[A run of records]
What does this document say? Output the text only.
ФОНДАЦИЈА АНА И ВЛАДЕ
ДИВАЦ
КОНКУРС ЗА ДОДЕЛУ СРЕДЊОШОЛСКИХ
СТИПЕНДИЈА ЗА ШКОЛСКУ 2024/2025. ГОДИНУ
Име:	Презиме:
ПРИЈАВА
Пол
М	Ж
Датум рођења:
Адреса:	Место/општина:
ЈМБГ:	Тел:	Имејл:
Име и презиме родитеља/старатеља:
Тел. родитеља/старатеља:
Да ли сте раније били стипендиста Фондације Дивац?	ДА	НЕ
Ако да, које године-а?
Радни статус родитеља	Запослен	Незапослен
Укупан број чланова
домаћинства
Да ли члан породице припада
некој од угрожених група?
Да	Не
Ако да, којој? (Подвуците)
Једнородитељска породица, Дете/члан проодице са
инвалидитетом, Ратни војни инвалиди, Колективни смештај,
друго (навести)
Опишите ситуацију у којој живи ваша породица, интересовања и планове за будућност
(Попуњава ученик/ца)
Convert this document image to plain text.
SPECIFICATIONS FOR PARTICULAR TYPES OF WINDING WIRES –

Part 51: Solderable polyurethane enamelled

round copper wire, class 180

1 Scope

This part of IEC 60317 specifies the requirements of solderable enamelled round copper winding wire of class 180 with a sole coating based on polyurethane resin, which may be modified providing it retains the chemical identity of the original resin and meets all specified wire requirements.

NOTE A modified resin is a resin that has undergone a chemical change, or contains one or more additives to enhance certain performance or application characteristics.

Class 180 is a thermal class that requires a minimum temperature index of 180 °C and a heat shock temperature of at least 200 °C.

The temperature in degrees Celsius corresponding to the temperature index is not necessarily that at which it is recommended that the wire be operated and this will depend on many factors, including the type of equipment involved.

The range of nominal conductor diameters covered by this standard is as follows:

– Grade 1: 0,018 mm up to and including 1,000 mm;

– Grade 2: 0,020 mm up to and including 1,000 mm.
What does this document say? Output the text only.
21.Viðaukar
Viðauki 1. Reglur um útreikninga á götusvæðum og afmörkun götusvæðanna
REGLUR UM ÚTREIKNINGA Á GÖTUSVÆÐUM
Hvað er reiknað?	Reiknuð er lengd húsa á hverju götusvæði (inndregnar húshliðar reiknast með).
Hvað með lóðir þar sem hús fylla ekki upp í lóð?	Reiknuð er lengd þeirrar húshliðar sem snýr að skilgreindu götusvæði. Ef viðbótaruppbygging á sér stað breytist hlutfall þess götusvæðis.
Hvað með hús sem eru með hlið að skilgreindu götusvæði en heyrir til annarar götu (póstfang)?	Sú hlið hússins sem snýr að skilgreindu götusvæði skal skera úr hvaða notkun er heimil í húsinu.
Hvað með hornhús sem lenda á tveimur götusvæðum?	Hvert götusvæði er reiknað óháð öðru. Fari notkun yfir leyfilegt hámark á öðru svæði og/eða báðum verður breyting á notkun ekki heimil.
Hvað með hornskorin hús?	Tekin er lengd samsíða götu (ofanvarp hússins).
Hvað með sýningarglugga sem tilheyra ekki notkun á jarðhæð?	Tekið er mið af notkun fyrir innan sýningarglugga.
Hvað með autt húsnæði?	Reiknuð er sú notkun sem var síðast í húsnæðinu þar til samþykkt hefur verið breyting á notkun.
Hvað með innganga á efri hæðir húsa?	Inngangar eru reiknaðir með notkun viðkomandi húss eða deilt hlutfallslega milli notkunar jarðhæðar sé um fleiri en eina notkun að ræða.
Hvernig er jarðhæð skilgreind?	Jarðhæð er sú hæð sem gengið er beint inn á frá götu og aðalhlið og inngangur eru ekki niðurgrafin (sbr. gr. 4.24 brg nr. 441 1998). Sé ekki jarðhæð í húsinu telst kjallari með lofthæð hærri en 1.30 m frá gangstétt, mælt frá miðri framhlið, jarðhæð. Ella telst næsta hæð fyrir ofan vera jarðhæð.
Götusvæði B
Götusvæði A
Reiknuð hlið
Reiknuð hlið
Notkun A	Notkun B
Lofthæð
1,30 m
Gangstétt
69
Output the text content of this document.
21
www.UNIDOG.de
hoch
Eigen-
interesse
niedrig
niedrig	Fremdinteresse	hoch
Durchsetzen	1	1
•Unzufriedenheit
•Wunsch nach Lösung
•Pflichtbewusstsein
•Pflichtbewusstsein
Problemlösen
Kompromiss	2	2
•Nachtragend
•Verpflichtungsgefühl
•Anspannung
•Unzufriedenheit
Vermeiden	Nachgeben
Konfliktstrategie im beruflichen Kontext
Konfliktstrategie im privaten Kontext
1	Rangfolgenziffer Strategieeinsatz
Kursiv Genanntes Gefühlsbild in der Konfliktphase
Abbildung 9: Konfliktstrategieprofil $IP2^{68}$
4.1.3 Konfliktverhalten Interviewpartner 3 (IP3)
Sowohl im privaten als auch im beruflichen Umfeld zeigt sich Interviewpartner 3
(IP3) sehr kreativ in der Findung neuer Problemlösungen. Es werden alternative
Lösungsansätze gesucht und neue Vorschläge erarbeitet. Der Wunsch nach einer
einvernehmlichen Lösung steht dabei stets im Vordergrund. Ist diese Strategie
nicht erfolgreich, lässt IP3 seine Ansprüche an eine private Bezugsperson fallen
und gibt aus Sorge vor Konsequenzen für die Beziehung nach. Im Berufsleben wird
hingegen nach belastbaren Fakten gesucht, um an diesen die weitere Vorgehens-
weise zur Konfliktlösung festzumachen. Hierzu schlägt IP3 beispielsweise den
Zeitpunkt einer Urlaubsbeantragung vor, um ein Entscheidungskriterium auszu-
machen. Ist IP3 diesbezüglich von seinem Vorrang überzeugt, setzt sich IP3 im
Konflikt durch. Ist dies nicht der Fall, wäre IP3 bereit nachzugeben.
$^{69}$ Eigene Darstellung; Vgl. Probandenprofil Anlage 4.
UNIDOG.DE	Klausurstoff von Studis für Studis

= WHAT THE TASK REQUIRES =
Repeat every entry exactly, please.

= ANSWER BELOW =
What does this document say? Output the text only.
ФОНДАЦИЈА АНА И ВЛАДЕ
ДИВАЦ
КОНКУРС ЗА ДОДЕЛУ СРЕДЊОШОЛСКИХ
СТИПЕНДИЈА ЗА ШКОЛСКУ 2024/2025. ГОДИНУ
Име:	Презиме:
ПРИЈАВА
Пол
М	Ж
Датум рођења:
Адреса:	Место/општина:
ЈМБГ:	Тел:	Имејл:
Име и презиме родитеља/старатеља:
Тел. родитеља/старатеља:
Да ли сте раније били стипендиста Фондације Дивац?	ДА	НЕ
Ако да, које године-а?
Радни статус родитеља	Запослен	Незапослен
Укупан број чланова
домаћинства
Да ли члан породице припада
некој од угрожених група?
Да	Не
Ако да, којој? (Подвуците)
Једнородитељска породица, Дете/члан проодице са
инвалидитетом, Ратни војни инвалиди, Колективни смештај,
друго (навести)
Опишите ситуацију у којој живи ваша породица, интересовања и планове за будућност
(Попуњава ученик/ца)
Convert this document image to plain text.
SPECIFICATIONS FOR PARTICULAR TYPES OF WINDING WIRES –

Part 51: Solderable polyurethane enamelled

round copper wire, class 180

1 Scope

This part of IEC 60317 specifies the requirements of solderable enamelled round copper winding wire of class 180 with a sole coating based on polyurethane resin, which may be modified providing it retains the chemical identity of the original resin and meets all specified wire requirements.

NOTE A modified resin is a resin that has undergone a chemical change, or contains one or more additives to enhance certain performance or application characteristics.

Class 180 is a thermal class that requires a minimum temperature index of 180 °C and a heat shock temperature of at least 200 °C.

The temperature in degrees Celsius corresponding to the temperature index is not necessarily that at which it is recommended that the wire be operated and this will depend on many factors, including the type of equipment involved.

The range of nominal conductor diameters covered by this standard is as follows:

– Grade 1: 0,018 mm up to and including 1,000 mm;

– Grade 2: 0,020 mm up to and including 1,000 mm.
What does this document say? Output the text only.
21.Viðaukar
Viðauki 1. Reglur um útreikninga á götusvæðum og afmörkun götusvæðanna
REGLUR UM ÚTREIKNINGA Á GÖTUSVÆÐUM
Hvað er reiknað?	Reiknuð er lengd húsa á hverju götusvæði (inndregnar húshliðar reiknast með).
Hvað með lóðir þar sem hús fylla ekki upp í lóð?	Reiknuð er lengd þeirrar húshliðar sem snýr að skilgreindu götusvæði. Ef viðbótaruppbygging á sér stað breytist hlutfall þess götusvæðis.
Hvað með hús sem eru með hlið að skilgreindu götusvæði en heyrir til annarar götu (póstfang)?	Sú hlið hússins sem snýr að skilgreindu götusvæði skal skera úr hvaða notkun er heimil í húsinu.
Hvað með hornhús sem lenda á tveimur götusvæðum?	Hvert götusvæði er reiknað óháð öðru. Fari notkun yfir leyfilegt hámark á öðru svæði og/eða báðum verður breyting á notkun ekki heimil.
Hvað með hornskorin hús?	Tekin er lengd samsíða götu (ofanvarp hússins).
Hvað með sýningarglugga sem tilheyra ekki notkun á jarðhæð?	Tekið er mið af notkun fyrir innan sýningarglugga.
Hvað með autt húsnæði?	Reiknuð er sú notkun sem var síðast í húsnæðinu þar til samþykkt hefur verið breyting á notkun.
Hvað með innganga á efri hæðir húsa?	Inngangar eru reiknaðir með notkun viðkomandi húss eða deilt hlutfallslega milli notkunar jarðhæðar sé um fleiri en eina notkun að ræða.
Hvernig er jarðhæð skilgreind?	Jarðhæð er sú hæð sem gengið er beint inn á frá götu og aðalhlið og inngangur eru ekki niðurgrafin (sbr. gr. 4.24 brg nr. 441 1998). Sé ekki jarðhæð í húsinu telst kjallari með lofthæð hærri en 1.30 m frá gangstétt, mælt frá miðri framhlið, jarðhæð. Ella telst næsta hæð fyrir ofan vera jarðhæð.
Götusvæði B
Götusvæði A
Reiknuð hlið
Reiknuð hlið
Notkun A	Notkun B
Lofthæð
1,30 m
Gangstétt
69
Output the text content of this document.
21
www.UNIDOG.de
hoch
Eigen-
interesse
niedrig
niedrig	Fremdinteresse	hoch
Durchsetzen	1	1
•Unzufriedenheit
•Wunsch nach Lösung
•Pflichtbewusstsein
•Pflichtbewusstsein
Problemlösen
Kompromiss	2	2
•Nachtragend
•Verpflichtungsgefühl
•Anspannung
•Unzufriedenheit
Vermeiden	Nachgeben
Konfliktstrategie im beruflichen Kontext
Konfliktstrategie im privaten Kontext
1	Rangfolgenziffer Strategieeinsatz
Kursiv Genanntes Gefühlsbild in der Konfliktphase
Abbildung 9: Konfliktstrategieprofil $IP2^{68}$
4.1.3 Konfliktverhalten Interviewpartner 3 (IP3)
Sowohl im privaten als auch im beruflichen Umfeld zeigt sich Interviewpartner 3
(IP3) sehr kreativ in der Findung neuer Problemlösungen. Es werden alternative
Lösungsansätze gesucht und neue Vorschläge erarbeitet. Der Wunsch nach einer
einvernehmlichen Lösung steht dabei stets im Vordergrund. Ist diese Strategie
nicht erfolgreich, lässt IP3 seine Ansprüche an eine private Bezugsperson fallen
und gibt aus Sorge vor Konsequenzen für die Beziehung nach. Im Berufsleben wird
hingegen nach belastbaren Fakten gesucht, um an diesen die weitere Vorgehens-
weise zur Konfliktlösung festzumachen. Hierzu schlägt IP3 beispielsweise den
Zeitpunkt einer Urlaubsbeantragung vor, um ein Entscheidungskriterium auszu-
machen. Ist IP3 diesbezüglich von seinem Vorrang überzeugt, setzt sich IP3 im
Konflikt durch. Ist dies nicht der Fall, wäre IP3 bereit nachzugeben.
$^{69}$ Eigene Darstellung; Vgl. Probandenprofil Anlage 4.
UNIDOG.DE	Klausurstoff von Studis für Studis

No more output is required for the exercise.